WHAT THE EXERCISE ASKS: Within the listing below, locate all lines containing the word "упругой". Copy each one.

(Extracted data entries)
'''

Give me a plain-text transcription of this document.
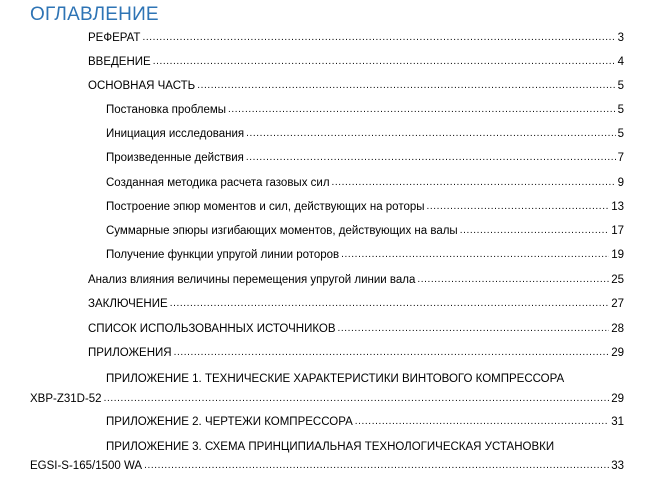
ОГЛАВЛЕНИЕ
РЕФЕРАТ .....	3
ВВЕДЕНИЕ .....	4
ОСНОВНАЯ ЧАСТЬ .....	5
Постановка проблемы .....	5
Инициация исследования .....	5
Произведенные действия .....	7
Созданная методика расчета газовых сил .....	9
Построение эпюр моментов и сил, действующих на роторы .....	13
Суммарные эпюры изгибающих моментов, действующих на валы .....	17
Получение функции упругой линии роторов .....	19
Анализ влияния величины перемещения упругой линии вала .....	25
ЗАКЛЮЧЕНИЕ .....	27
СПИСОК ИСПОЛЬЗОВАННЫХ ИСТОЧНИКОВ .....	28
ПРИЛОЖЕНИЯ .....	29
ПРИЛОЖЕНИЕ 1. ТЕХНИЧЕСКИЕ ХАРАКТЕРИСТИКИ ВИНТОВОГО КОМПРЕССОРА
XBP-Z31D-52 .....	29
ПРИЛОЖЕНИЕ 2. ЧЕРТЕЖИ КОМПРЕССОРА .....	31
ПРИЛОЖЕНИЕ 3. СХЕМА ПРИНЦИПИАЛЬНАЯ ТЕХНОЛОГИЧЕСКАЯ УСТАНОВКИ
EGSI-S-165/1500 WA .....	33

'''

RESULT:
Получение функции упругой линии роторов .....	19
Анализ влияния величины перемещения упругой линии вала .....	25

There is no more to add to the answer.